Collect all lines below with the string "What".

----

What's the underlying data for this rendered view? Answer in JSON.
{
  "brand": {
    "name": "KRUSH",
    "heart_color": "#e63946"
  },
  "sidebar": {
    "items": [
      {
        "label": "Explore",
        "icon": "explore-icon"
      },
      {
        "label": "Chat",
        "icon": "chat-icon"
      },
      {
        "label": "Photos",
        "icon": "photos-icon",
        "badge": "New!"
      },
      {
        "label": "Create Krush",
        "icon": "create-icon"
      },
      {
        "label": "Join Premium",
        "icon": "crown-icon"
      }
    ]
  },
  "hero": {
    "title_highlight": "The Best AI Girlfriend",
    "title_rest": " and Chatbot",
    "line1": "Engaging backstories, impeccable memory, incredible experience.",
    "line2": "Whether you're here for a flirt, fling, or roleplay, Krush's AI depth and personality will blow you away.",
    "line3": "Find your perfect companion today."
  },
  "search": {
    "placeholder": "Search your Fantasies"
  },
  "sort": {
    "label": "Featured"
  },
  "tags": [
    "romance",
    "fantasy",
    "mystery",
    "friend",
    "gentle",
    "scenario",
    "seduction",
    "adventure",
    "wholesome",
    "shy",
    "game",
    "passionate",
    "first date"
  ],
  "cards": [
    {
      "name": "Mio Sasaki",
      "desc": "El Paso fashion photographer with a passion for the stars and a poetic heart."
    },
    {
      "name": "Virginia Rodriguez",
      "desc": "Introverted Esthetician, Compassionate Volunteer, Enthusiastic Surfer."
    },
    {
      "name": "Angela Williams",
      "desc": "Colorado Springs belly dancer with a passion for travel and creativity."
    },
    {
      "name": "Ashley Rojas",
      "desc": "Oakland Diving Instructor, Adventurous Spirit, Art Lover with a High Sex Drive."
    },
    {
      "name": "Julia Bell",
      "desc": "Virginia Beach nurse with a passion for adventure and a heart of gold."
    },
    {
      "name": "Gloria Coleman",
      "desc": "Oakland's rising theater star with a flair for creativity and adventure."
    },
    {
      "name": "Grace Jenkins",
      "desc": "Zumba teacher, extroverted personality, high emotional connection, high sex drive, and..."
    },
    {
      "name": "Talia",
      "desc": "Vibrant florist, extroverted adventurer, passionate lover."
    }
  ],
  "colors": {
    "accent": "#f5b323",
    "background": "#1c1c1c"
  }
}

----

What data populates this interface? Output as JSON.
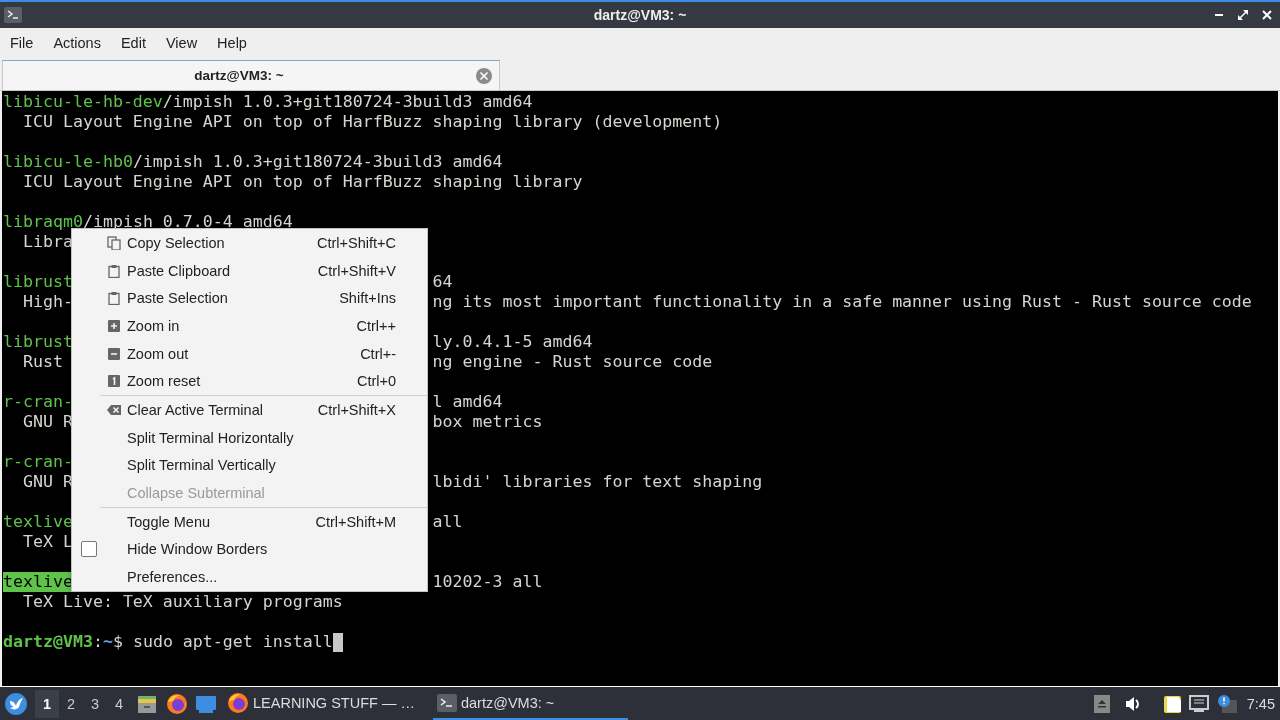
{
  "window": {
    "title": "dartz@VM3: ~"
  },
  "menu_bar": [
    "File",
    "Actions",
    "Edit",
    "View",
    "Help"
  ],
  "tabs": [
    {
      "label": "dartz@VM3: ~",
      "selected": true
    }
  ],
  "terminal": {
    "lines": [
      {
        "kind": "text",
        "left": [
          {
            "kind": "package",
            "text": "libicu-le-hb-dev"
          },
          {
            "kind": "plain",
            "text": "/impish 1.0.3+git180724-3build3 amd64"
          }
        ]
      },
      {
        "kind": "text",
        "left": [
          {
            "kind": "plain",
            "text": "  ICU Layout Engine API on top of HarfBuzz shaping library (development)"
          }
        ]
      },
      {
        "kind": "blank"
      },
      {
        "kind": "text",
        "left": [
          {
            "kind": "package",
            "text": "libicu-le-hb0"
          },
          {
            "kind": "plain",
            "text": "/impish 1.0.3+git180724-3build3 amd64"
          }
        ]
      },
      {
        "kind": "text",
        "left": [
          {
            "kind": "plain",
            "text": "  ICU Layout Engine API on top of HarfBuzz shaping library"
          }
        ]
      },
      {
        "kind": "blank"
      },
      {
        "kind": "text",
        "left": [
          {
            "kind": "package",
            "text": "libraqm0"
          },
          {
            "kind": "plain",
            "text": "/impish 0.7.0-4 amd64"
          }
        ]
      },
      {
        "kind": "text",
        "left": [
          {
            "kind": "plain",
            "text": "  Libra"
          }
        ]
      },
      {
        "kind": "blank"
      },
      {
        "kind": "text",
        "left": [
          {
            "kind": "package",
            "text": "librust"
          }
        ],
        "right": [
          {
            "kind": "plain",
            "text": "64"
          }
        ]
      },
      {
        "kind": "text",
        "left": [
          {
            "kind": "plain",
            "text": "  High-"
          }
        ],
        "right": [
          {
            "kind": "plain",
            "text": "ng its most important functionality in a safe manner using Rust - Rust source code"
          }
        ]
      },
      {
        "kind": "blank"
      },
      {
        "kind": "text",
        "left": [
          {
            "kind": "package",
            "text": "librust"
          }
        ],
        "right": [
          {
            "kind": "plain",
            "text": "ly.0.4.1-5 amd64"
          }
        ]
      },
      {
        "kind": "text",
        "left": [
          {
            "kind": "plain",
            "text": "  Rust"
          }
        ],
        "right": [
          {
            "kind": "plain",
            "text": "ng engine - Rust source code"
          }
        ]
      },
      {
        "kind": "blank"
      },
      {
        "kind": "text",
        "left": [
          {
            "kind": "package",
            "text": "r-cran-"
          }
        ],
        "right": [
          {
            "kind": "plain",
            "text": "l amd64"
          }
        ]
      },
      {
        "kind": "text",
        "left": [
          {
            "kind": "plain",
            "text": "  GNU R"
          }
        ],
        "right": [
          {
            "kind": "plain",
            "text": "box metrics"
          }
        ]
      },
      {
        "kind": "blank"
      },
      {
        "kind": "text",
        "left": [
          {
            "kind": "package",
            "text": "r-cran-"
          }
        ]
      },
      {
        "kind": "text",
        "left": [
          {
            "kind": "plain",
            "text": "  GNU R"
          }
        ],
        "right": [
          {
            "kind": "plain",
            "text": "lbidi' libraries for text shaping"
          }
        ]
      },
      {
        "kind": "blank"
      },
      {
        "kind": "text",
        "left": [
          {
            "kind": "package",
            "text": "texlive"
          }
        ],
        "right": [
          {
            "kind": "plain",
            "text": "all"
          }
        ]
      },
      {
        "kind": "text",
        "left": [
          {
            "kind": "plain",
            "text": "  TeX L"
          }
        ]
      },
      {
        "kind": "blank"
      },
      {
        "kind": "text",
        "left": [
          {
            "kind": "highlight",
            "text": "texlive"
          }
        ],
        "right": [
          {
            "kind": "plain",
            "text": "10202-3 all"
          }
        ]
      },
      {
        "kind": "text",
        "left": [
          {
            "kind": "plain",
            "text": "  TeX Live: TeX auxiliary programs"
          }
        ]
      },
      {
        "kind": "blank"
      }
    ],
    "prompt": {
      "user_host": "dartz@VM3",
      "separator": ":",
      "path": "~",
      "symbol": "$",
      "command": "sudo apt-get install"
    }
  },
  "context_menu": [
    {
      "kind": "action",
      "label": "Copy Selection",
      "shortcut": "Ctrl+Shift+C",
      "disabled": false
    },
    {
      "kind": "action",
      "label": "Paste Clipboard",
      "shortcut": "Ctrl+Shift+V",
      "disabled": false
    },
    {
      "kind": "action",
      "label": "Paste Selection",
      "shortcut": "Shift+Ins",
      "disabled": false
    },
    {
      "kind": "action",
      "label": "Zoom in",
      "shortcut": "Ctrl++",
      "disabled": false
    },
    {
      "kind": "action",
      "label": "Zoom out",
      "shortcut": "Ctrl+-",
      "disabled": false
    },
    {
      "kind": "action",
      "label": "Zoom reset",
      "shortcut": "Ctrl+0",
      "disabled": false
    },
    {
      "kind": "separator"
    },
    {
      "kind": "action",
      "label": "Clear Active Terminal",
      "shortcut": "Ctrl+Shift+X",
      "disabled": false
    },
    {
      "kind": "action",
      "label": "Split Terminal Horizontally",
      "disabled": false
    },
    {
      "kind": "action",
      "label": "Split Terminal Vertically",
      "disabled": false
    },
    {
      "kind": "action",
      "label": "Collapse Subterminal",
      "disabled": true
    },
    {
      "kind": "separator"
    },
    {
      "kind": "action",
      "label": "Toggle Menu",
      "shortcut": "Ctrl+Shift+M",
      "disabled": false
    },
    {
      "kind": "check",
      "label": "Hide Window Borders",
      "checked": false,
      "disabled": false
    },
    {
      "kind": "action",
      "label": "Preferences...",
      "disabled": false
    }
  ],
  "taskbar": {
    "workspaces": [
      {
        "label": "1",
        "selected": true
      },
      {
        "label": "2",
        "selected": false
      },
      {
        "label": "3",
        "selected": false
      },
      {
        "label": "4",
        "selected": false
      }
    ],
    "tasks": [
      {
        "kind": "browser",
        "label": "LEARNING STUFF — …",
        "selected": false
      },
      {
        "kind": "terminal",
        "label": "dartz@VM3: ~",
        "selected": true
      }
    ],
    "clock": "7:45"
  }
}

----

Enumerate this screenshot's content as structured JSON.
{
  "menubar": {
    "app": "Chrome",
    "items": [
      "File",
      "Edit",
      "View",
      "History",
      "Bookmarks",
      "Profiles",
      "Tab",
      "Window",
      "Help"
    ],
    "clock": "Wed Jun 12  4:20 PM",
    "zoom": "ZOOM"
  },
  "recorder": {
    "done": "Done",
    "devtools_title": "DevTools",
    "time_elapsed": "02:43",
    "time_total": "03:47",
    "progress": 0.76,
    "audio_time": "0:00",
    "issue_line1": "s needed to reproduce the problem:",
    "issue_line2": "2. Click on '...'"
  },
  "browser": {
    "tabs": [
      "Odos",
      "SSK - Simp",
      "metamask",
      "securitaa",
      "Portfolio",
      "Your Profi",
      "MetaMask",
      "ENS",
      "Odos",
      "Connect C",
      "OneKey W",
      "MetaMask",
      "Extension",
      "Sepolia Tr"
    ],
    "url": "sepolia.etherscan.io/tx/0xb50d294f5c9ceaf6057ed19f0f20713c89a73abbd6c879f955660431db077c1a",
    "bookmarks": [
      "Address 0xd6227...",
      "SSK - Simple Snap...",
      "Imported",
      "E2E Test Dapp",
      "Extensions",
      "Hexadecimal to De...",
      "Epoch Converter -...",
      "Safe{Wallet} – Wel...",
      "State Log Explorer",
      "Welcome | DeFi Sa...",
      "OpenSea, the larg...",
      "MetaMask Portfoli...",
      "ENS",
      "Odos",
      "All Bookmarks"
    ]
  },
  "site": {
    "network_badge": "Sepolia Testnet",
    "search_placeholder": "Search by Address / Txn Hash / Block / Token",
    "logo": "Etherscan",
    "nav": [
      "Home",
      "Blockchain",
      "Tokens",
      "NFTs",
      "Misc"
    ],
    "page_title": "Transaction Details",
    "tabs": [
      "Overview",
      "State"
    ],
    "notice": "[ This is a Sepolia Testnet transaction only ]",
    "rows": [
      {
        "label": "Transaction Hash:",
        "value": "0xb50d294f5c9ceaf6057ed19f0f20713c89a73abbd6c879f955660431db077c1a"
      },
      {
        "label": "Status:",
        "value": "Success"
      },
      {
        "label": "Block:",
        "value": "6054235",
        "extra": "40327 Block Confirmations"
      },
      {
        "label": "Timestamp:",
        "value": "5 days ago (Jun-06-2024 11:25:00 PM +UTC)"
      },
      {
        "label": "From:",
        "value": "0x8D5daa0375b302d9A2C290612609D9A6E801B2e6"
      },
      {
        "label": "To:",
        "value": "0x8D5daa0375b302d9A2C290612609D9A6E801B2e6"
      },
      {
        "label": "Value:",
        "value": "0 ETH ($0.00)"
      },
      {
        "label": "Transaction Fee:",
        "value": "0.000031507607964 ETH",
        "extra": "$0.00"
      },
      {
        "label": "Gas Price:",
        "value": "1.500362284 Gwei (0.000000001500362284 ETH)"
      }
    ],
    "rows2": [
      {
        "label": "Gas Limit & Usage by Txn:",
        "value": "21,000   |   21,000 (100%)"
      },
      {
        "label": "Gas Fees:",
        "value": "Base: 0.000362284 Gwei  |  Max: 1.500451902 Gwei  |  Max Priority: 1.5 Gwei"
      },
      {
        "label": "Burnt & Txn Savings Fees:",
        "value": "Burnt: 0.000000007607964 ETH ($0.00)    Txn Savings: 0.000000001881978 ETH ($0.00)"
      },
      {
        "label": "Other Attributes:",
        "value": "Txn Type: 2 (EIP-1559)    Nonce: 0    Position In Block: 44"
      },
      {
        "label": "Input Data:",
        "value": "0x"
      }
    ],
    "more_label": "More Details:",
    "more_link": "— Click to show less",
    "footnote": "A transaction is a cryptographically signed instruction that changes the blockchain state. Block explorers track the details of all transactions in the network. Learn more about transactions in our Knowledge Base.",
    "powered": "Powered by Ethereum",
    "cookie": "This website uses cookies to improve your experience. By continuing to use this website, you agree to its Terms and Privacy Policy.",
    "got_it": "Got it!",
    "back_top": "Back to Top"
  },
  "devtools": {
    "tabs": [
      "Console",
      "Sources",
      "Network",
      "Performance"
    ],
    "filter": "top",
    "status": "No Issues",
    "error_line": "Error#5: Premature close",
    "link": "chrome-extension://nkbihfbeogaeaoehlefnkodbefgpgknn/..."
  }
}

----

### Task output
What's the underlying data for this rendered view? Answer in JSON.
What data populates this interface? Output as JSON.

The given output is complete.